= Description of the task =
Transcribe the records that follow, preserving every word.

= Input data =
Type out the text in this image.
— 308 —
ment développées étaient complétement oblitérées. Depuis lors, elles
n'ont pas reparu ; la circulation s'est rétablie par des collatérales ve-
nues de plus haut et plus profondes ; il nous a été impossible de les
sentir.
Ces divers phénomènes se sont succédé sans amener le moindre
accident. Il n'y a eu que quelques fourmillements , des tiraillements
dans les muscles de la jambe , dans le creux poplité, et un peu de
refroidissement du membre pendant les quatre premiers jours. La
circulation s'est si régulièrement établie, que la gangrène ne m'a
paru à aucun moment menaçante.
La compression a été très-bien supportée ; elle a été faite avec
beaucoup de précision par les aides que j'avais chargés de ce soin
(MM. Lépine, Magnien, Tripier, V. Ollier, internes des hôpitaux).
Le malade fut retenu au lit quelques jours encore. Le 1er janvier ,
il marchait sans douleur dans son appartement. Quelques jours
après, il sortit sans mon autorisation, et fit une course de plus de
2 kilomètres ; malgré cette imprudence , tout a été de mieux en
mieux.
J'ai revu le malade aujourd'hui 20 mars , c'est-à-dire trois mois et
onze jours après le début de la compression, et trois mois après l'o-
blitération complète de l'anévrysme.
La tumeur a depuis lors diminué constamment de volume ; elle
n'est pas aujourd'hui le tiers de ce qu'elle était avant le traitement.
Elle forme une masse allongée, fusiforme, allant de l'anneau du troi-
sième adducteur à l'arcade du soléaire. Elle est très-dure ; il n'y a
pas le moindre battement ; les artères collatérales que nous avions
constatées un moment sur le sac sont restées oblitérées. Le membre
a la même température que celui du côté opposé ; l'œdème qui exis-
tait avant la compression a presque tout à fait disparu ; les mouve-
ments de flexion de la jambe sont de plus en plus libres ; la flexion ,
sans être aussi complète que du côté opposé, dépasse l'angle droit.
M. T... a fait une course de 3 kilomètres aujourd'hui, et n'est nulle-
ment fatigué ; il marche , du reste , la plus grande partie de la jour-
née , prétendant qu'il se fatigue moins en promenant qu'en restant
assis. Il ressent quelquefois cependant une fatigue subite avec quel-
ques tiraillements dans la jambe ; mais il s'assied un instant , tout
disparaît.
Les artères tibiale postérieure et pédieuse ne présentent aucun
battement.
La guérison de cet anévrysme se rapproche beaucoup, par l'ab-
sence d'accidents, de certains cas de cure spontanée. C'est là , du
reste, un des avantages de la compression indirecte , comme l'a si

= Answer to the task =
Type out the text in this image.
— 308 —
ment développées étaient complétement oblitérées. Depuis lors, elles
n'ont pas reparu ; la circulation s'est rétablie par des collatérales ve-
nues de plus haut et plus profondes ; il nous a été impossible de les
sentir.
Ces divers phénomènes se sont succédé sans amener le moindre
accident. Il n'y a eu que quelques fourmillements , des tiraillements
dans les muscles de la jambe , dans le creux poplité, et un peu de
refroidissement du membre pendant les quatre premiers jours. La
circulation s'est si régulièrement établie, que la gangrène ne m'a
paru à aucun moment menaçante.
La compression a été très-bien supportée ; elle a été faite avec
beaucoup de précision par les aides que j'avais chargés de ce soin
(MM. Lépine, Magnien, Tripier, V. Ollier, internes des hôpitaux).
Le malade fut retenu au lit quelques jours encore. Le 1er janvier ,
il marchait sans douleur dans son appartement. Quelques jours
après, il sortit sans mon autorisation, et fit une course de plus de
2 kilomètres ; malgré cette imprudence , tout a été de mieux en
mieux.
J'ai revu le malade aujourd'hui 20 mars , c'est-à-dire trois mois et
onze jours après le début de la compression, et trois mois après l'o-
blitération complète de l'anévrysme.
La tumeur a depuis lors diminué constamment de volume ; elle
n'est pas aujourd'hui le tiers de ce qu'elle était avant le traitement.
Elle forme une masse allongée, fusiforme, allant de l'anneau du troi-
sième adducteur à l'arcade du soléaire. Elle est très-dure ; il n'y a
pas le moindre battement ; les artères collatérales que nous avions
constatées un moment sur le sac sont restées oblitérées. Le membre
a la même température que celui du côté opposé ; l'œdème qui exis-
tait avant la compression a presque tout à fait disparu ; les mouve-
ments de flexion de la jambe sont de plus en plus libres ; la flexion ,
sans être aussi complète que du côté opposé, dépasse l'angle droit.
M. T... a fait une course de 3 kilomètres aujourd'hui, et n'est nulle-
ment fatigué ; il marche , du reste , la plus grande partie de la jour-
née , prétendant qu'il se fatigue moins en promenant qu'en restant
assis. Il ressent quelquefois cependant une fatigue subite avec quel-
ques tiraillements dans la jambe ; mais il s'assied un instant , tout
disparaît.
Les artères tibiale postérieure et pédieuse ne présentent aucun
battement.
La guérison de cet anévrysme se rapproche beaucoup, par l'ab-
sence d'accidents, de certains cas de cure spontanée. C'est là , du
reste, un des avantages de la compression indirecte , comme l'a si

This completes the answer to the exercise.